▶ **Problem to solve**
Write out the records beneath this line exactly as they appear, minus any images.

= = = = = = =

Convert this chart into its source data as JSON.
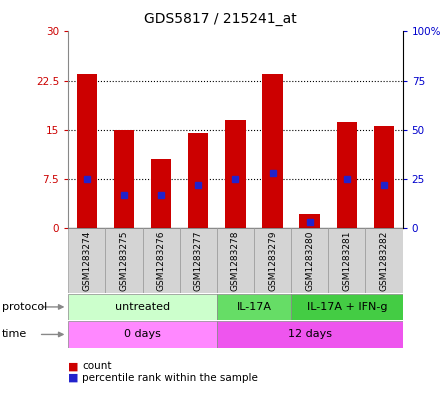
{
  "title": "GDS5817 / 215241_at",
  "samples": [
    "GSM1283274",
    "GSM1283275",
    "GSM1283276",
    "GSM1283277",
    "GSM1283278",
    "GSM1283279",
    "GSM1283280",
    "GSM1283281",
    "GSM1283282"
  ],
  "counts": [
    23.5,
    15.0,
    10.5,
    14.5,
    16.5,
    23.5,
    2.2,
    16.2,
    15.5
  ],
  "percentiles": [
    25.0,
    17.0,
    17.0,
    22.0,
    25.0,
    28.0,
    3.0,
    25.0,
    22.0
  ],
  "ylim_left": [
    0,
    30
  ],
  "ylim_right": [
    0,
    100
  ],
  "yticks_left": [
    0,
    7.5,
    15,
    22.5,
    30
  ],
  "yticks_right": [
    0,
    25,
    50,
    75,
    100
  ],
  "ytick_labels_left": [
    "0",
    "7.5",
    "15",
    "22.5",
    "30"
  ],
  "ytick_labels_right": [
    "0",
    "25",
    "50",
    "75",
    "100%"
  ],
  "bar_color": "#cc0000",
  "dot_color": "#2222cc",
  "grid_color": "#000000",
  "protocol_groups": [
    {
      "label": "untreated",
      "start": 0,
      "end": 4,
      "color": "#ccffcc"
    },
    {
      "label": "IL-17A",
      "start": 4,
      "end": 6,
      "color": "#66dd66"
    },
    {
      "label": "IL-17A + IFN-g",
      "start": 6,
      "end": 9,
      "color": "#44cc44"
    }
  ],
  "time_groups": [
    {
      "label": "0 days",
      "start": 0,
      "end": 4,
      "color": "#ff88ff"
    },
    {
      "label": "12 days",
      "start": 4,
      "end": 9,
      "color": "#ee55ee"
    }
  ],
  "tick_label_color_left": "#cc0000",
  "tick_label_color_right": "#0000cc",
  "legend_items": [
    "count",
    "percentile rank within the sample"
  ],
  "title_fontsize": 10,
  "axis_fontsize": 7.5,
  "sample_fontsize": 6.5,
  "row_fontsize": 8
}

= = = = = = =

▶ **Finished task**
Convert this chart into its source data as JSON.
{
  "title": "GDS5817 / 215241_at",
  "samples": [
    "GSM1283274",
    "GSM1283275",
    "GSM1283276",
    "GSM1283277",
    "GSM1283278",
    "GSM1283279",
    "GSM1283280",
    "GSM1283281",
    "GSM1283282"
  ],
  "counts": [
    23.5,
    15.0,
    10.5,
    14.5,
    16.5,
    23.5,
    2.2,
    16.2,
    15.5
  ],
  "percentiles": [
    25.0,
    17.0,
    17.0,
    22.0,
    25.0,
    28.0,
    3.0,
    25.0,
    22.0
  ],
  "ylim_left": [
    0,
    30
  ],
  "ylim_right": [
    0,
    100
  ],
  "yticks_left": [
    0,
    7.5,
    15,
    22.5,
    30
  ],
  "yticks_right": [
    0,
    25,
    50,
    75,
    100
  ],
  "ytick_labels_left": [
    "0",
    "7.5",
    "15",
    "22.5",
    "30"
  ],
  "ytick_labels_right": [
    "0",
    "25",
    "50",
    "75",
    "100%"
  ],
  "bar_color": "#cc0000",
  "dot_color": "#2222cc",
  "grid_color": "#000000",
  "protocol_groups": [
    {
      "label": "untreated",
      "start": 0,
      "end": 4,
      "color": "#ccffcc"
    },
    {
      "label": "IL-17A",
      "start": 4,
      "end": 6,
      "color": "#66dd66"
    },
    {
      "label": "IL-17A + IFN-g",
      "start": 6,
      "end": 9,
      "color": "#44cc44"
    }
  ],
  "time_groups": [
    {
      "label": "0 days",
      "start": 0,
      "end": 4,
      "color": "#ff88ff"
    },
    {
      "label": "12 days",
      "start": 4,
      "end": 9,
      "color": "#ee55ee"
    }
  ],
  "tick_label_color_left": "#cc0000",
  "tick_label_color_right": "#0000cc",
  "legend_items": [
    "count",
    "percentile rank within the sample"
  ],
  "title_fontsize": 10,
  "axis_fontsize": 7.5,
  "sample_fontsize": 6.5,
  "row_fontsize": 8
}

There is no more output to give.